[Records from a collection]
[start]

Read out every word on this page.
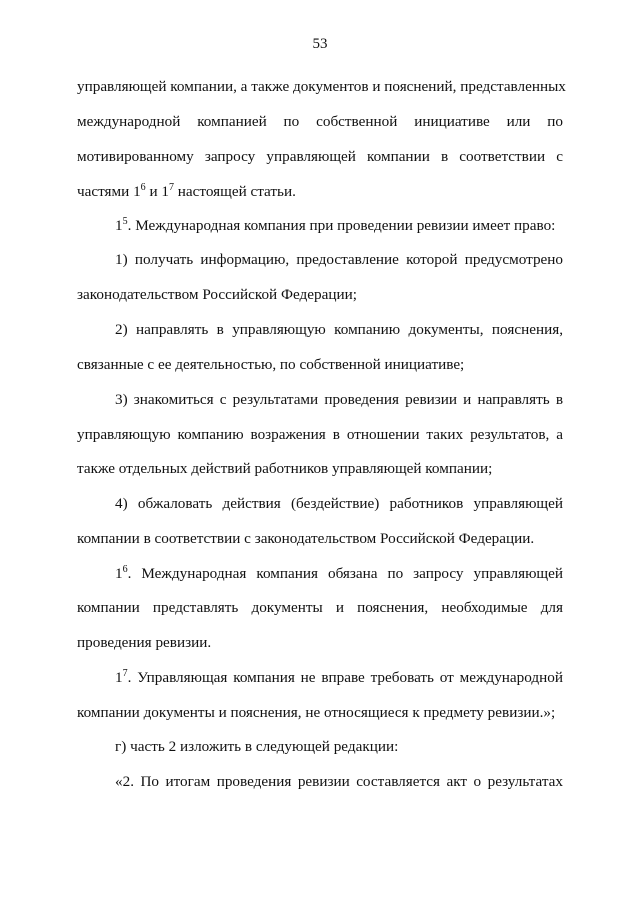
53
управляющей компании, а также документов и пояснений, представленных
международной компанией по собственной инициативе или по
мотивированному запросу управляющей компании в соответствии с
частями $1^6$ и $1^7$ настоящей статьи.
$1^5$. Международная компания при проведении ревизии имеет право:
1) получать информацию, предоставление которой предусмотрено
законодательством Российской Федерации;
2) направлять в управляющую компанию документы, пояснения,
связанные с ее деятельностью, по собственной инициативе;
3) знакомиться с результатами проведения ревизии и направлять в
управляющую компанию возражения в отношении таких результатов, а
также отдельных действий работников управляющей компании;
4) обжаловать действия (бездействие) работников управляющей
компании в соответствии с законодательством Российской Федерации.
$1^6$. Международная компания обязана по запросу управляющей
компании представлять документы и пояснения, необходимые для
проведения ревизии.
$1^7$. Управляющая компания не вправе требовать от международной
компании документы и пояснения, не относящиеся к предмету ревизии.»;
г) часть 2 изложить в следующей редакции:
«2. По итогам проведения ревизии составляется акт о результатах
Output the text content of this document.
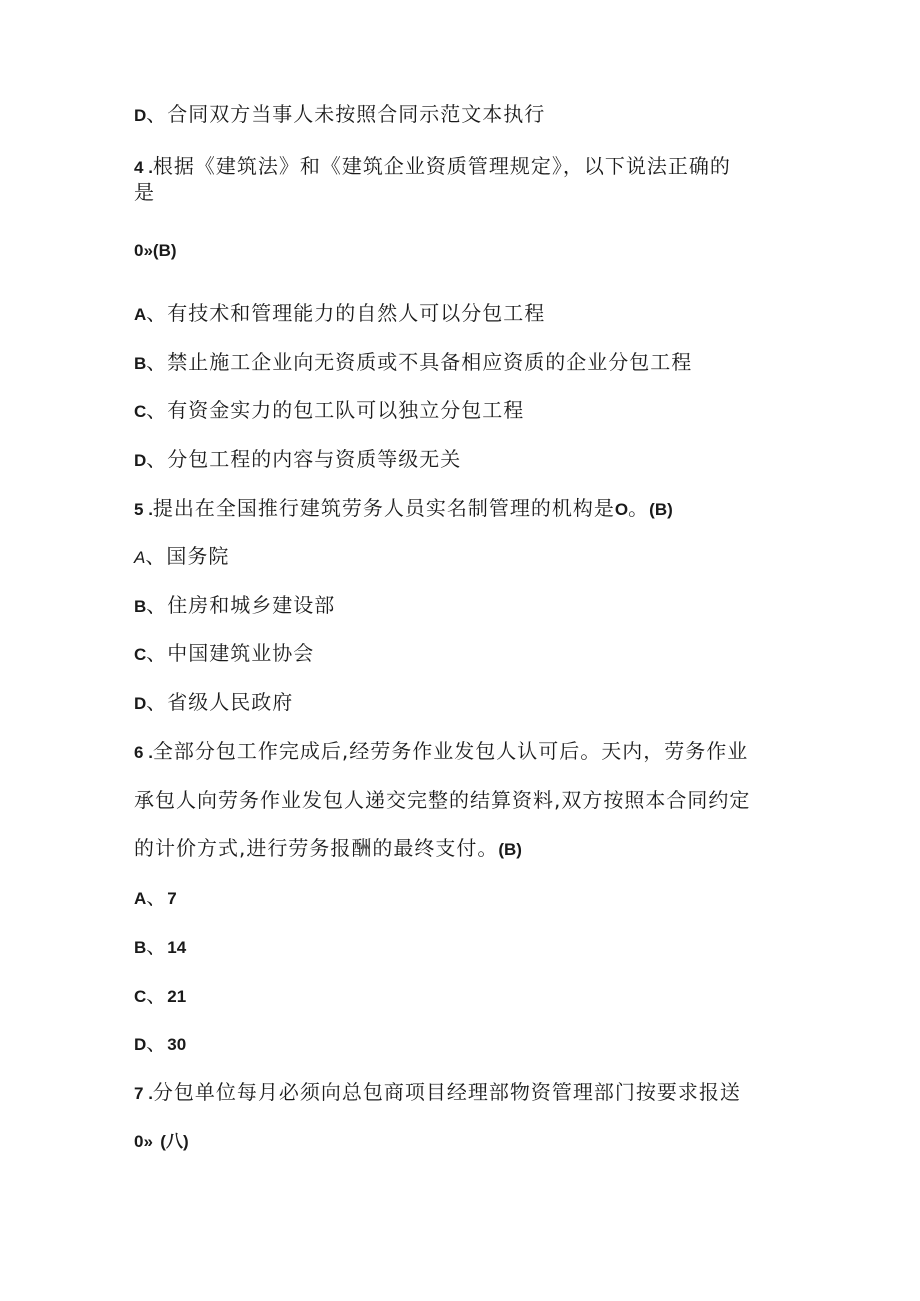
D、合同双方当事人未按照合同示范文本执行
4 .根据《建筑法》和《建筑企业资质管理规定》，以下说法正确的
是
0»(B)
A、有技术和管理能力的自然人可以分包工程
B、禁止施工企业向无资质或不具备相应资质的企业分包工程
C、有资金实力的包工队可以独立分包工程
D、分包工程的内容与资质等级无关
5 .提出在全国推行建筑劳务人员实名制管理的机构是O。(B)
A、国务院
B、住房和城乡建设部
C、中国建筑业协会
D、省级人民政府
6 .全部分包工作完成后,经劳务作业发包人认可后。天内，劳务作业
承包人向劳务作业发包人递交完整的结算资料,双方按照本合同约定
的计价方式,进行劳务报酬的最终支付。(B)
A、7
B、14
C、21
D、30
7 .分包单位每月必须向总包商项目经理部物资管理部门按要求报送
0» (八)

[end]

### Work required
Show the lines where the word "законодательством" appears in the entries.

### Answer to the problem
законодательством Российской Федерации;
компании в соответствии с законодательством Российской Федерации.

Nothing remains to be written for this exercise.